What is needed :: From the listing below, pull out all lines with "placeholder" in them.

Provided data ::
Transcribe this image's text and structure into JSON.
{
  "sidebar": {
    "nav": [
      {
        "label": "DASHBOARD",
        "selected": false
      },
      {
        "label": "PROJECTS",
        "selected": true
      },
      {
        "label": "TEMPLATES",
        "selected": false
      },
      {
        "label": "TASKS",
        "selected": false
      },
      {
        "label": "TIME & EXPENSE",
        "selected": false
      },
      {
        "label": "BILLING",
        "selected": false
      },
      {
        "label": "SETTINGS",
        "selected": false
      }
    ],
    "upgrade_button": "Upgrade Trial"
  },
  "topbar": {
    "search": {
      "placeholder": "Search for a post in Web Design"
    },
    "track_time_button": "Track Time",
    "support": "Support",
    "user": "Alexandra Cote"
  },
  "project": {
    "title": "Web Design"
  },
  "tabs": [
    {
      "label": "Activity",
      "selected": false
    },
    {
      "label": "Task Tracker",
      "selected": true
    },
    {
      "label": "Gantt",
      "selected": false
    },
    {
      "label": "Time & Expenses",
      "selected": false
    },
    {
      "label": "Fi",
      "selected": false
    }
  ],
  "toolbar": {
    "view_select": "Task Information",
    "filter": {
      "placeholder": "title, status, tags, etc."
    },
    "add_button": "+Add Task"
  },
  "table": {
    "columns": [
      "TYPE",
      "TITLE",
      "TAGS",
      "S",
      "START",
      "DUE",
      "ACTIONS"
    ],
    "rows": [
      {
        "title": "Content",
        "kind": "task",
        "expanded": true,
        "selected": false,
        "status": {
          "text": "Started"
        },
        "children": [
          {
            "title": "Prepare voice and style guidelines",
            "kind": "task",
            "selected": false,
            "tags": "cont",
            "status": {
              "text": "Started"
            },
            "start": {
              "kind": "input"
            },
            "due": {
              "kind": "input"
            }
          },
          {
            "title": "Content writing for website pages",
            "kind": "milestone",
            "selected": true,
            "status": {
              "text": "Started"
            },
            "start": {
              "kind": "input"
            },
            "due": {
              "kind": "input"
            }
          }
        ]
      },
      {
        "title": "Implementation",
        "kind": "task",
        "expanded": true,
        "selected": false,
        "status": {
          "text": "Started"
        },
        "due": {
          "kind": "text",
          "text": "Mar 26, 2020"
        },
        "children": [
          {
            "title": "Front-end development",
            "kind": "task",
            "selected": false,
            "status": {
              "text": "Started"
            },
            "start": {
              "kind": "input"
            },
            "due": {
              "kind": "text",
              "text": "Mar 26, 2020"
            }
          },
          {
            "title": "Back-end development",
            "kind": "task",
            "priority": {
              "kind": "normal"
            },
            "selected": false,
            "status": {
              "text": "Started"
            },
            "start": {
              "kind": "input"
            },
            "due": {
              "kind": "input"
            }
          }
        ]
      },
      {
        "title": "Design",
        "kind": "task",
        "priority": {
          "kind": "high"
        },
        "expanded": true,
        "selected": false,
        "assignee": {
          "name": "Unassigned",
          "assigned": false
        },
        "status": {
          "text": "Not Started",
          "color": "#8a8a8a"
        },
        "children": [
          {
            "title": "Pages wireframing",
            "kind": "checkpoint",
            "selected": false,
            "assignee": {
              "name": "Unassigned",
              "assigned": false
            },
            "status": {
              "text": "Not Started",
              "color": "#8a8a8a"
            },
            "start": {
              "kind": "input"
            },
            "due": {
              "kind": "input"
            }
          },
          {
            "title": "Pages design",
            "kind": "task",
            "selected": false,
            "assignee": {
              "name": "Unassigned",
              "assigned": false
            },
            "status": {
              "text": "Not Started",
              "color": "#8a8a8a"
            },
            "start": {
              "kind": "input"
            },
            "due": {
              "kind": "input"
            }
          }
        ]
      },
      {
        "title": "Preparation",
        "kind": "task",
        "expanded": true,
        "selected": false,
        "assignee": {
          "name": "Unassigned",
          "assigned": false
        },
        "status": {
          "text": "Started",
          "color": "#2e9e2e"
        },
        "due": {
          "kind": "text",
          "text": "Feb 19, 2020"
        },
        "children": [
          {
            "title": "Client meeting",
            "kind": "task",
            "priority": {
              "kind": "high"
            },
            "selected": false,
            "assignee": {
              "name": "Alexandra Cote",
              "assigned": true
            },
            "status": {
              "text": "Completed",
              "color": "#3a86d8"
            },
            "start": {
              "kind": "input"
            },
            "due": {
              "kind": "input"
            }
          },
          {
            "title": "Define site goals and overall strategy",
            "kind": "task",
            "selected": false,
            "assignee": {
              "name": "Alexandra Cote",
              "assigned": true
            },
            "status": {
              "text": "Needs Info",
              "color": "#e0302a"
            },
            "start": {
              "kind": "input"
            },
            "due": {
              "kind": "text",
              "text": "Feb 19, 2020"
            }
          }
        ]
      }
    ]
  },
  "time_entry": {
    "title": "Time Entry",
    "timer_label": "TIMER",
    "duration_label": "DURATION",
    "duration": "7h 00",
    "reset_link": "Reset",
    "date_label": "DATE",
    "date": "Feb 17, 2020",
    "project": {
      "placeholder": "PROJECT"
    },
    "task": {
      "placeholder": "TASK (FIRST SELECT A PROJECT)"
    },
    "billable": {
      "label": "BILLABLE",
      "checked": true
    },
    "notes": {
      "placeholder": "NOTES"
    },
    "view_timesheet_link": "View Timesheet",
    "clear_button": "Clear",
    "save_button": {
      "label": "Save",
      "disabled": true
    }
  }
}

Finished task ::
      "placeholder": "Search for a post in Web Design"
      "placeholder": "title, status, tags, etc."
      "placeholder": "PROJECT"
      "placeholder": "TASK (FIRST SELECT A PROJECT)"
      "placeholder": "NOTES"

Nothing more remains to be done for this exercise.